To be done: Below is a set of entries. Reproduce exactly the lines from the one containing "Type out the text in this image." through the end, both included.

Available data:

****************

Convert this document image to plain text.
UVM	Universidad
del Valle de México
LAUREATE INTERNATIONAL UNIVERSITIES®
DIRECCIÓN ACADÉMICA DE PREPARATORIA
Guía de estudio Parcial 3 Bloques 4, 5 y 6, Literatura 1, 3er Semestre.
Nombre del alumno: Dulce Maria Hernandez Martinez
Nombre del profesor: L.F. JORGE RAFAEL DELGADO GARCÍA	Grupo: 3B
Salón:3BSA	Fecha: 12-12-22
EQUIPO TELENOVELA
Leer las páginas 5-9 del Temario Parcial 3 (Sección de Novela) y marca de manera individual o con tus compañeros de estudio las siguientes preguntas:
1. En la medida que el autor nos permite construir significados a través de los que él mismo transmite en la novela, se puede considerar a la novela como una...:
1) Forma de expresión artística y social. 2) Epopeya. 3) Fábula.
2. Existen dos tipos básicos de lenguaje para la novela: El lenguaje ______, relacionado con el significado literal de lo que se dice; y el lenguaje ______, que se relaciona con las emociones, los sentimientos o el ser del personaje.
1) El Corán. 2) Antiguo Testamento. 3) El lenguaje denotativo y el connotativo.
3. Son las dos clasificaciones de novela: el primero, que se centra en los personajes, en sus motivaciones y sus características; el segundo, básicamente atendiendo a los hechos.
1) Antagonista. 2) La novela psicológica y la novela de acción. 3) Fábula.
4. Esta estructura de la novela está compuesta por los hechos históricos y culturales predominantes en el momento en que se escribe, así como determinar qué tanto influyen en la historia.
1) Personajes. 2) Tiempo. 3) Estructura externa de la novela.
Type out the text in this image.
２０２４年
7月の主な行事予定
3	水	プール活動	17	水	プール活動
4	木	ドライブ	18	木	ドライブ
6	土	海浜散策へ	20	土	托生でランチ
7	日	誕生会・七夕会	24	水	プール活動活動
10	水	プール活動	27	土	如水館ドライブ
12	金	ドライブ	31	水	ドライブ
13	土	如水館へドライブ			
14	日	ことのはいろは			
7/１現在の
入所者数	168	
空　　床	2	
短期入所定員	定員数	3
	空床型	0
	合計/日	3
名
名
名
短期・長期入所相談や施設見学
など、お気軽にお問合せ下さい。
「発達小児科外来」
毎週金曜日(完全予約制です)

****************

Solution to this task:
Type out the text in this image.
２０２４年
7月の主な行事予定
3	水	プール活動	17	水	プール活動
4	木	ドライブ	18	木	ドライブ
6	土	海浜散策へ	20	土	托生でランチ
7	日	誕生会・七夕会	24	水	プール活動活動
10	水	プール活動	27	土	如水館ドライブ
12	金	ドライブ	31	水	ドライブ
13	土	如水館へドライブ			
14	日	ことのはいろは			
7/１現在の
入所者数	168	
空　　床	2	
短期入所定員	定員数	3
	空床型	0
	合計/日	3
名
名
名
短期・長期入所相談や施設見学
など、お気軽にお問合せ下さい。
「発達小児科外来」
毎週金曜日(完全予約制です)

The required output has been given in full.